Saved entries
* * * * * * *

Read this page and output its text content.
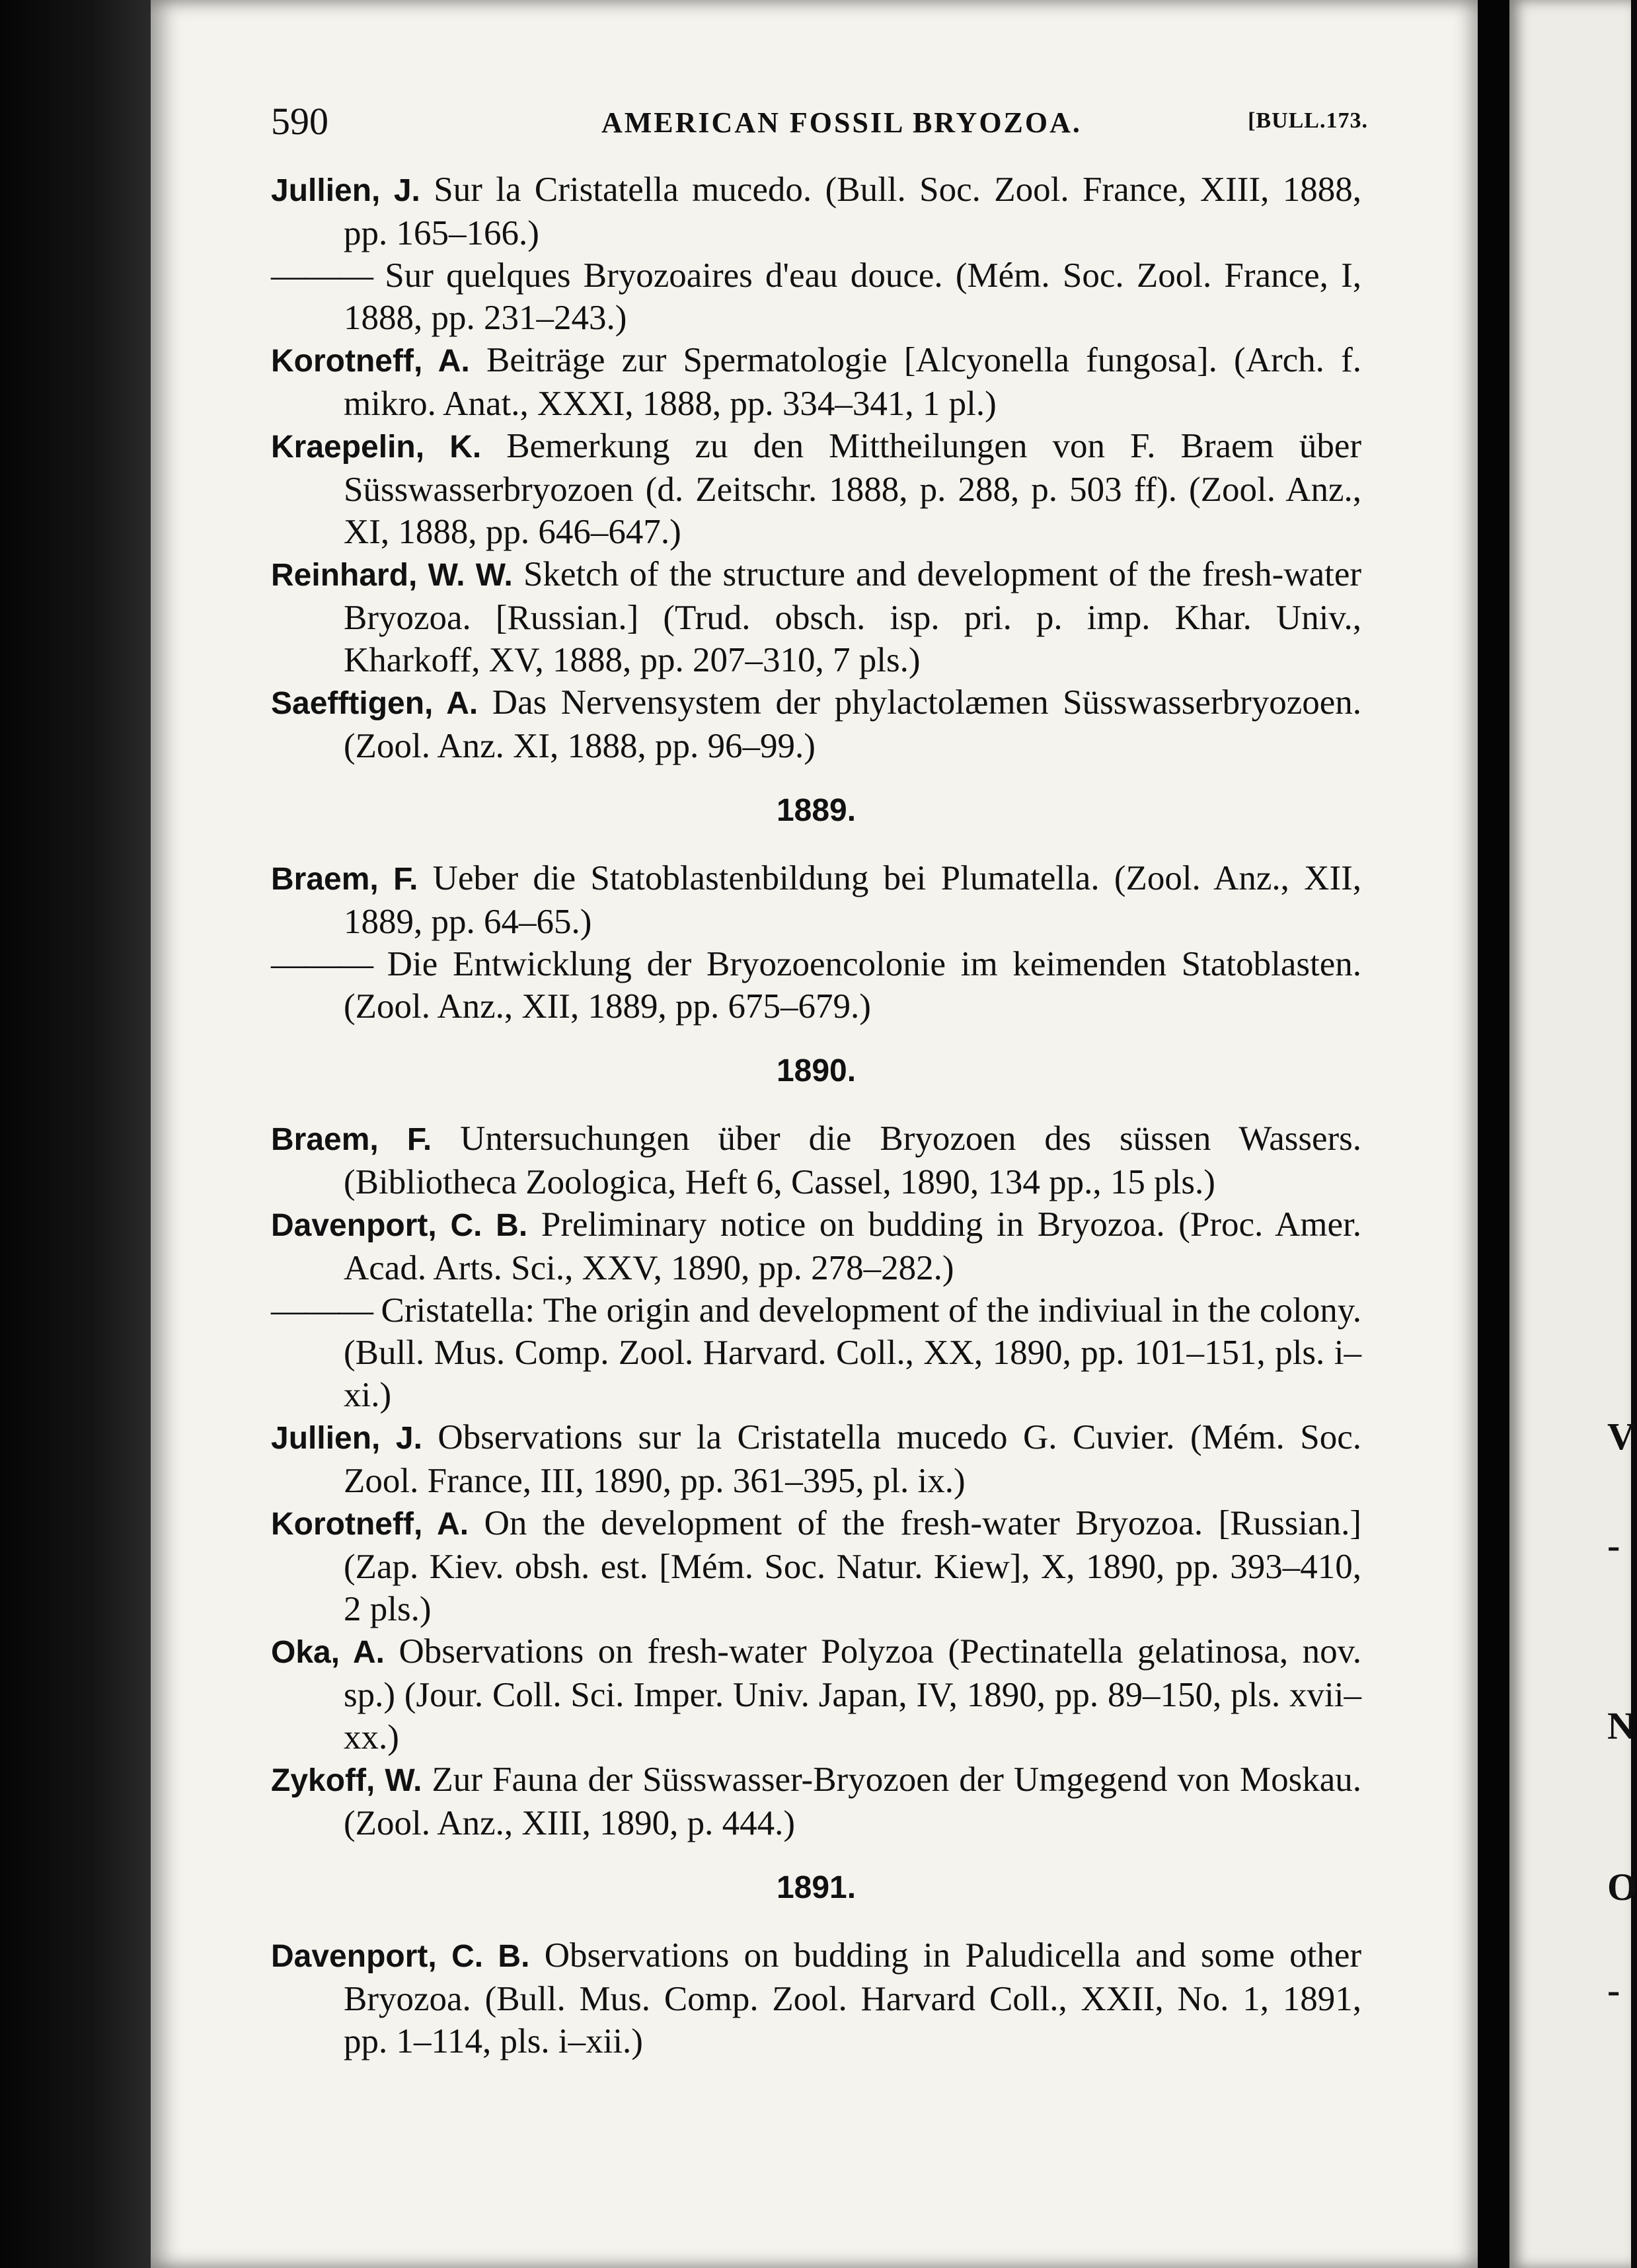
V
-
N
O
-
590	AMERICAN FOSSIL BRYOZOA.	[BULL.173.

Jullien, J. Sur la Cristatella mucedo. (Bull. Soc. Zool. France, XIII, 1888, pp. 165–166.)

——— Sur quelques Bryozoaires d'eau douce. (Mém. Soc. Zool. France, I, 1888, pp. 231–243.)

Korotneff, A. Beiträge zur Spermatologie [Alcyonella fungosa]. (Arch. f. mikro. Anat., XXXI, 1888, pp. 334–341, 1 pl.)

Kraepelin, K. Bemerkung zu den Mittheilungen von F. Braem über Süsswasserbryozoen (d. Zeitschr. 1888, p. 288, p. 503 ff). (Zool. Anz., XI, 1888, pp. 646–647.)

Reinhard, W. W. Sketch of the structure and development of the fresh-water Bryozoa. [Russian.] (Trud. obsch. isp. pri. p. imp. Khar. Univ., Kharkoff, XV, 1888, pp. 207–310, 7 pls.)

Saefftigen, A. Das Nervensystem der phylactolæmen Süsswasserbryozoen. (Zool. Anz. XI, 1888, pp. 96–99.)

1889.

Braem, F. Ueber die Statoblastenbildung bei Plumatella. (Zool. Anz., XII, 1889, pp. 64–65.)

——— Die Entwicklung der Bryozoencolonie im keimenden Statoblasten. (Zool. Anz., XII, 1889, pp. 675–679.)

1890.

Braem, F. Untersuchungen über die Bryozoen des süssen Wassers. (Bibliotheca Zoologica, Heft 6, Cassel, 1890, 134 pp., 15 pls.)

Davenport, C. B. Preliminary notice on budding in Bryozoa. (Proc. Amer. Acad. Arts. Sci., XXV, 1890, pp. 278–282.)

——— Cristatella: The origin and development of the indiviual in the colony. (Bull. Mus. Comp. Zool. Harvard. Coll., XX, 1890, pp. 101–151, pls. i–xi.)

Jullien, J. Observations sur la Cristatella mucedo G. Cuvier. (Mém. Soc. Zool. France, III, 1890, pp. 361–395, pl. ix.)

Korotneff, A. On the development of the fresh-water Bryozoa. [Russian.] (Zap. Kiev. obsh. est. [Mém. Soc. Natur. Kiew], X, 1890, pp. 393–410, 2 pls.)

Oka, A. Observations on fresh-water Polyzoa (Pectinatella gelatinosa, nov. sp.) (Jour. Coll. Sci. Imper. Univ. Japan, IV, 1890, pp. 89–150, pls. xvii–xx.)

Zykoff, W. Zur Fauna der Süsswasser-Bryozoen der Umgegend von Moskau. (Zool. Anz., XIII, 1890, p. 444.)

1891.

Davenport, C. B. Observations on budding in Paludicella and some other Bryozoa. (Bull. Mus. Comp. Zool. Harvard Coll., XXII, No. 1, 1891, pp. 1–114, pls. i–xii.)
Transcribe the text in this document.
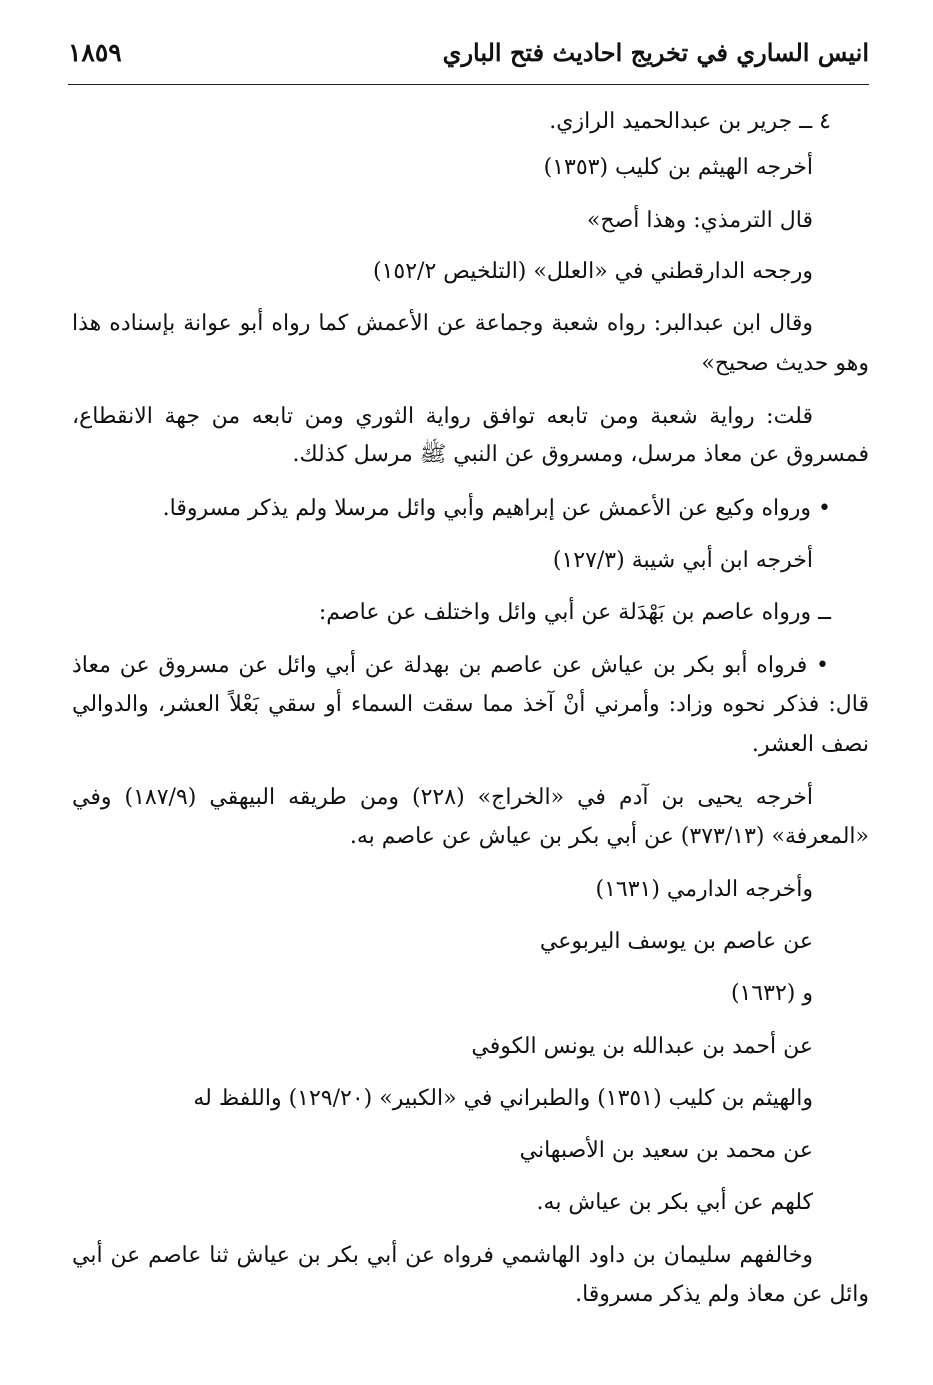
انيس الساري في تخريج احاديث فتح الباري
١٨٥٩
٤ ــ جرير بن عبدالحميد الرازي.
أخرجه الهيثم بن كليب (١٣٥٣)
قال الترمذي: وهذا أصح»
ورجحه الدارقطني في «العلل» (التلخيص ١٥٢/٢)
وقال ابن عبدالبر: رواه شعبة وجماعة عن الأعمش كما رواه أبو عوانة بإسناده هذا
وهو حديث صحيح»
قلت: رواية شعبة ومن تابعه توافق رواية الثوري ومن تابعه من جهة الانقطاع،
فمسروق عن معاذ مرسل، ومسروق عن النبي ﷺ مرسل كذلك.
• ورواه وكيع عن الأعمش عن إبراهيم وأبي وائل مرسلا ولم يذكر مسروقا.
أخرجه ابن أبي شيبة (١٢٧/٣)
ــ ورواه عاصم بن بَهْدَلة عن أبي وائل واختلف عن عاصم:
• فرواه أبو بكر بن عياش عن عاصم بن بهدلة عن أبي وائل عن مسروق عن معاذ
قال: فذكر نحوه وزاد: وأمرني أنْ آخذ مما سقت السماء أو سقي بَعْلاً العشر، والدوالي
نصف العشر.
أخرجه يحيى بن آدم في «الخراج» (٢٢٨) ومن طريقه البيهقي (١٨٧/٩) وفي
«المعرفة» (٣٧٣/١٣) عن أبي بكر بن عياش عن عاصم به.
وأخرجه الدارمي (١٦٣١)
عن عاصم بن يوسف اليربوعي
و (١٦٣٢)
عن أحمد بن عبدالله بن يونس الكوفي
والهيثم بن كليب (١٣٥١) والطبراني في «الكبير» (١٢٩/٢٠) واللفظ له
عن محمد بن سعيد بن الأصبهاني
كلهم عن أبي بكر بن عياش به.
وخالفهم سليمان بن داود الهاشمي فرواه عن أبي بكر بن عياش ثنا عاصم عن أبي
وائل عن معاذ ولم يذكر مسروقا.
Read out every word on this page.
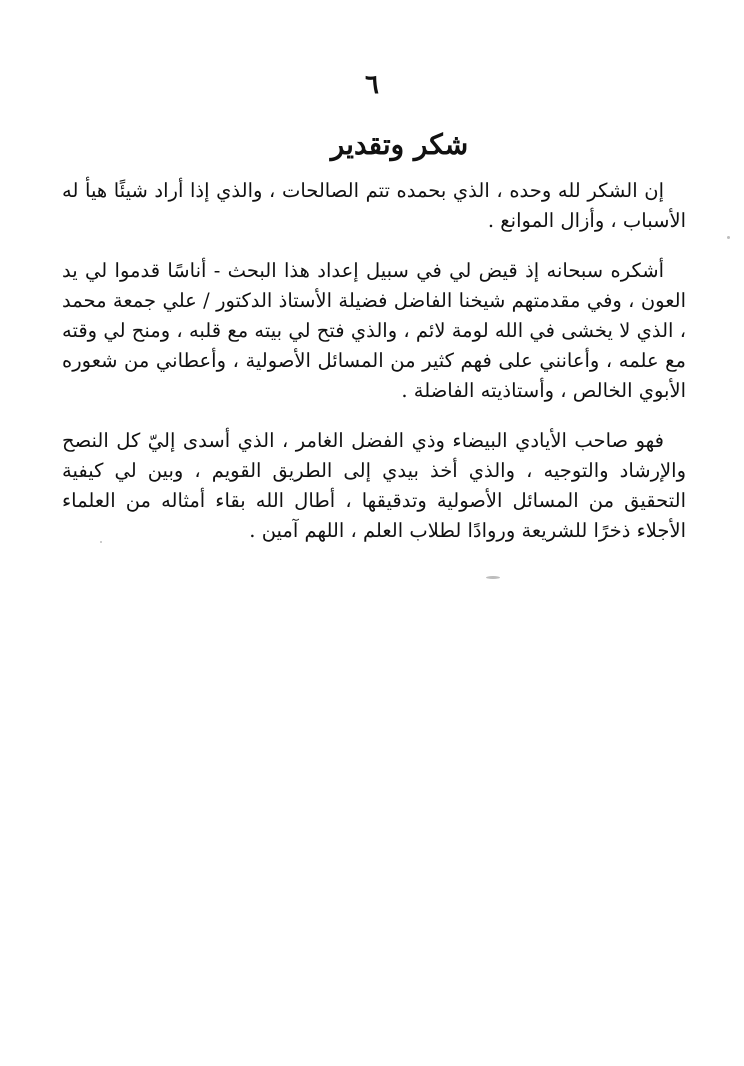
٦
شكر وتقدير

إن الشكر لله وحده ، الذي بحمده تتم الصالحات ، والذي إذا أراد شيئًا هيأ له الأسباب ، وأزال الموانع .

أشكره سبحانه إذ قيض لي في سبيل إعداد هذا البحث - أناسًا قدموا لي يد العون ، وفي مقدمتهم شيخنا الفاضل فضيلة الأستاذ الدكتور / علي جمعة محمد ، الذي لا يخشى في الله لومة لائم ، والذي فتح لي بيته مع قلبه ، ومنح لي وقته مع علمه ، وأعانني على فهم كثير من المسائل الأصولية ، وأعطاني من شعوره الأبوي الخالص ، وأستاذيته الفاضلة .

فهو صاحب الأيادي البيضاء وذي الفضل الغامر ، الذي أسدى إليّ كل النصح والإرشاد والتوجيه ، والذي أخذ بيدي إلى الطريق القويم ، وبين لي كيفية التحقيق من المسائل الأصولية وتدقيقها ، أطال الله بقاء أمثاله من العلماء الأجلاء ذخرًا للشريعة وروادًا لطلاب العلم ، اللهم آمين .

* * * * * * *

### WHAT NEEDS TO BE DONE
What is the number of lines holding the word "Braem"? State it alone.

### TASK ANSWER
3